#### Stated task:
Give every line from the items below as one numbered list, with blank lines left out. Leave the pictures out of your answer.

######

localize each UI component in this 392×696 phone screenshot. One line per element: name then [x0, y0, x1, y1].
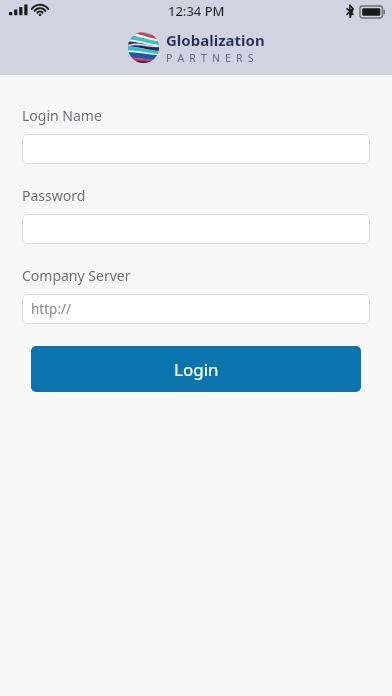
- staticText: P A R T N E R S: [166, 51, 255, 65]
- staticText: http://: [31, 300, 72, 318]
- staticText: Login Name: [22, 106, 102, 125]
- staticText: 12:34 PM: [168, 2, 225, 20]
- staticText: Globalization: [166, 30, 265, 50]
- button[interactable]: Company Server: [22, 294, 370, 324]
- button[interactable]: Login: [31, 346, 361, 392]
- staticText: Login: [174, 358, 219, 381]
- button[interactable]: Password: [22, 214, 370, 244]
- staticText: Password: [22, 186, 86, 205]
- staticText: Company Server: [22, 266, 131, 285]
- button[interactable]: Login Name: [22, 134, 370, 164]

######

#### Right answer:
1. localize each UI component in this 392×696 phone screenshot. One line per element: name then [x0, y0, x1, y1].
2. - staticText: P A R T N E R S: [166, 51, 255, 65]
3. - staticText: http://: [31, 300, 72, 318]
4. - staticText: Login Name: [22, 106, 102, 125]
5. - staticText: 12:34 PM: [168, 2, 225, 20]
6. - staticText: Globalization: [166, 30, 265, 50]
7. - button[interactable]: Company Server: [22, 294, 370, 324]
8. - button[interactable]: Login: [31, 346, 361, 392]
9. - staticText: Login: [174, 358, 219, 381]
10. - button[interactable]: Password: [22, 214, 370, 244]
11. - staticText: Password: [22, 186, 86, 205]
12. - staticText: Company Server: [22, 266, 131, 285]
13. - button[interactable]: Login Name: [22, 134, 370, 164]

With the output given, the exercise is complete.